• DATASET RECORDS:

· · · · · · ·

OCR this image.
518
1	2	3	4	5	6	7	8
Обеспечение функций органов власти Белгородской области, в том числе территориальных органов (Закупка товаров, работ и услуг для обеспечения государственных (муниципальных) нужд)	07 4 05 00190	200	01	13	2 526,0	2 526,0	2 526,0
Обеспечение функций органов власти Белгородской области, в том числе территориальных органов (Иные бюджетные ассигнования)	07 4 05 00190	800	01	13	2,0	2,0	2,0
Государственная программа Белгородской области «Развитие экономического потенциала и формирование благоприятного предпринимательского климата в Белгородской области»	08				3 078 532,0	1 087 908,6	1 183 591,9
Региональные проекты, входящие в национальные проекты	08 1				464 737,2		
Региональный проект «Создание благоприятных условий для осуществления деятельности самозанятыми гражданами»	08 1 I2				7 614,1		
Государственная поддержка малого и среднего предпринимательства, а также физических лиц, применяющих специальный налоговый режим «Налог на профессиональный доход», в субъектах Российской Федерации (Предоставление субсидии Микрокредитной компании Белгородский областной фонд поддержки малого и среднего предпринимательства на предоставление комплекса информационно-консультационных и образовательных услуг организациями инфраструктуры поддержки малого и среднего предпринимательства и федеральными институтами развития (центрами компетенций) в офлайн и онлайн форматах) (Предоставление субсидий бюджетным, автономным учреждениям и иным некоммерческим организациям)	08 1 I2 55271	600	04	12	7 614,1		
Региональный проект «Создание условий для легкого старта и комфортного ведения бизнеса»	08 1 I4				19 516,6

· · · · · · ·

• EXERCISE: From the first line to the last, please quote the material above exactly.

• RESPONSE TO THE EXERCISE:
OCR this image.
518
1	2	3	4	5	6	7	8
Обеспечение функций органов власти Белгородской области, в том числе территориальных органов (Закупка товаров, работ и услуг для обеспечения государственных (муниципальных) нужд)	07 4 05 00190	200	01	13	2 526,0	2 526,0	2 526,0
Обеспечение функций органов власти Белгородской области, в том числе территориальных органов (Иные бюджетные ассигнования)	07 4 05 00190	800	01	13	2,0	2,0	2,0
Государственная программа Белгородской области «Развитие экономического потенциала и формирование благоприятного предпринимательского климата в Белгородской области»	08				3 078 532,0	1 087 908,6	1 183 591,9
Региональные проекты, входящие в национальные проекты	08 1				464 737,2		
Региональный проект «Создание благоприятных условий для осуществления деятельности самозанятыми гражданами»	08 1 I2				7 614,1		
Государственная поддержка малого и среднего предпринимательства, а также физических лиц, применяющих специальный налоговый режим «Налог на профессиональный доход», в субъектах Российской Федерации (Предоставление субсидии Микрокредитной компании Белгородский областной фонд поддержки малого и среднего предпринимательства на предоставление комплекса информационно-консультационных и образовательных услуг организациями инфраструктуры поддержки малого и среднего предпринимательства и федеральными институтами развития (центрами компетенций) в офлайн и онлайн форматах) (Предоставление субсидий бюджетным, автономным учреждениям и иным некоммерческим организациям)	08 1 I2 55271	600	04	12	7 614,1		
Региональный проект «Создание условий для легкого старта и комфортного ведения бизнеса»	08 1 I4				19 516,6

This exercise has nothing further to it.